_Short problem_: Return the listing below in full, with every line exactly as it is.

_Data records_:
--- --- ---

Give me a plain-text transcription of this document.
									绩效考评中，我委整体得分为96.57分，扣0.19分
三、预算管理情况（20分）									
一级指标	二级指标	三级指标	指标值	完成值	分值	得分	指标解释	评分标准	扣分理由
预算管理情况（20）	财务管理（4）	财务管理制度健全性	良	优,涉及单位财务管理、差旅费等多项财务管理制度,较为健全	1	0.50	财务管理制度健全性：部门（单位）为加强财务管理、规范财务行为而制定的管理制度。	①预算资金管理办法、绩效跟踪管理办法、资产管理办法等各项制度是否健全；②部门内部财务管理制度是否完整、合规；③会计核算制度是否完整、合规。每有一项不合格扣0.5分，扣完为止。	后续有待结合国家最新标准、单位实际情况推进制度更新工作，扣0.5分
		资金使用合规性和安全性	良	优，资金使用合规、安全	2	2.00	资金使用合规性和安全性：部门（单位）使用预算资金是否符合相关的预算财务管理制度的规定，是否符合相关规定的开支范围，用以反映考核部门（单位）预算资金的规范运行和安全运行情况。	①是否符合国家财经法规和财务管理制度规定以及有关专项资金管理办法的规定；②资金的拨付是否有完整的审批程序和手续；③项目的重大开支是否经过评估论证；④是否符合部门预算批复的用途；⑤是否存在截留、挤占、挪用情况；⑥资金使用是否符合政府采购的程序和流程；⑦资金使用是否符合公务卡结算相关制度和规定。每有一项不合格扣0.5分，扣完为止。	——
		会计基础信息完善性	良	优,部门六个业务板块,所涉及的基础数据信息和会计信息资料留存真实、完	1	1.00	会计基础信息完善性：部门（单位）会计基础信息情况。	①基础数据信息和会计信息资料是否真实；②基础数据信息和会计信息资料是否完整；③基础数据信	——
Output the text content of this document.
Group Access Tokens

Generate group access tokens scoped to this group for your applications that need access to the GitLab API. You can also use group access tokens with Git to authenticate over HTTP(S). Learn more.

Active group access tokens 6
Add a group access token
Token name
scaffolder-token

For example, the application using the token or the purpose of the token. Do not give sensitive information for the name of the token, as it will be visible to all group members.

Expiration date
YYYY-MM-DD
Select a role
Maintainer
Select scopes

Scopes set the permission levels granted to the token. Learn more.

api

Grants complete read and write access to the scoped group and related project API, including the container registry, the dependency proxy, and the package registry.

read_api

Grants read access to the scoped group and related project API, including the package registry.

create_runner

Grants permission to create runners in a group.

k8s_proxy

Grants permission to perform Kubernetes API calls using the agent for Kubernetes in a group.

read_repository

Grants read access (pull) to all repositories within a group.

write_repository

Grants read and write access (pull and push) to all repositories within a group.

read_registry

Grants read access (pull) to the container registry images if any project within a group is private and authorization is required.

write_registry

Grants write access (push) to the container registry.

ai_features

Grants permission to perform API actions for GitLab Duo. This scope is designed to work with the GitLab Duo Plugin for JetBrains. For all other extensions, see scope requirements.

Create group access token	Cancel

--- --- ---

_Response to this task_:
Give me a plain-text transcription of this document.
									绩效考评中，我委整体得分为96.57分，扣0.19分
三、预算管理情况（20分）									
一级指标	二级指标	三级指标	指标值	完成值	分值	得分	指标解释	评分标准	扣分理由
预算管理情况（20）	财务管理（4）	财务管理制度健全性	良	优,涉及单位财务管理、差旅费等多项财务管理制度,较为健全	1	0.50	财务管理制度健全性：部门（单位）为加强财务管理、规范财务行为而制定的管理制度。	①预算资金管理办法、绩效跟踪管理办法、资产管理办法等各项制度是否健全；②部门内部财务管理制度是否完整、合规；③会计核算制度是否完整、合规。每有一项不合格扣0.5分，扣完为止。	后续有待结合国家最新标准、单位实际情况推进制度更新工作，扣0.5分
		资金使用合规性和安全性	良	优，资金使用合规、安全	2	2.00	资金使用合规性和安全性：部门（单位）使用预算资金是否符合相关的预算财务管理制度的规定，是否符合相关规定的开支范围，用以反映考核部门（单位）预算资金的规范运行和安全运行情况。	①是否符合国家财经法规和财务管理制度规定以及有关专项资金管理办法的规定；②资金的拨付是否有完整的审批程序和手续；③项目的重大开支是否经过评估论证；④是否符合部门预算批复的用途；⑤是否存在截留、挤占、挪用情况；⑥资金使用是否符合政府采购的程序和流程；⑦资金使用是否符合公务卡结算相关制度和规定。每有一项不合格扣0.5分，扣完为止。	——
		会计基础信息完善性	良	优,部门六个业务板块,所涉及的基础数据信息和会计信息资料留存真实、完	1	1.00	会计基础信息完善性：部门（单位）会计基础信息情况。	①基础数据信息和会计信息资料是否真实；②基础数据信息和会计信息资料是否完整；③基础数据信	——
Output the text content of this document.
Group Access Tokens

Generate group access tokens scoped to this group for your applications that need access to the GitLab API. You can also use group access tokens with Git to authenticate over HTTP(S). Learn more.

Active group access tokens 6
Add a group access token
Token name
scaffolder-token

For example, the application using the token or the purpose of the token. Do not give sensitive information for the name of the token, as it will be visible to all group members.

Expiration date
YYYY-MM-DD
Select a role
Maintainer
Select scopes

Scopes set the permission levels granted to the token. Learn more.

api

Grants complete read and write access to the scoped group and related project API, including the container registry, the dependency proxy, and the package registry.

read_api

Grants read access to the scoped group and related project API, including the package registry.

create_runner

Grants permission to create runners in a group.

k8s_proxy

Grants permission to perform Kubernetes API calls using the agent for Kubernetes in a group.

read_repository

Grants read access (pull) to all repositories within a group.

write_repository

Grants read and write access (pull and push) to all repositories within a group.

read_registry

Grants read access (pull) to the container registry images if any project within a group is private and authorization is required.

write_registry

Grants write access (push) to the container registry.

ai_features

Grants permission to perform API actions for GitLab Duo. This scope is designed to work with the GitLab Duo Plugin for JetBrains. For all other extensions, see scope requirements.

Create group access token	Cancel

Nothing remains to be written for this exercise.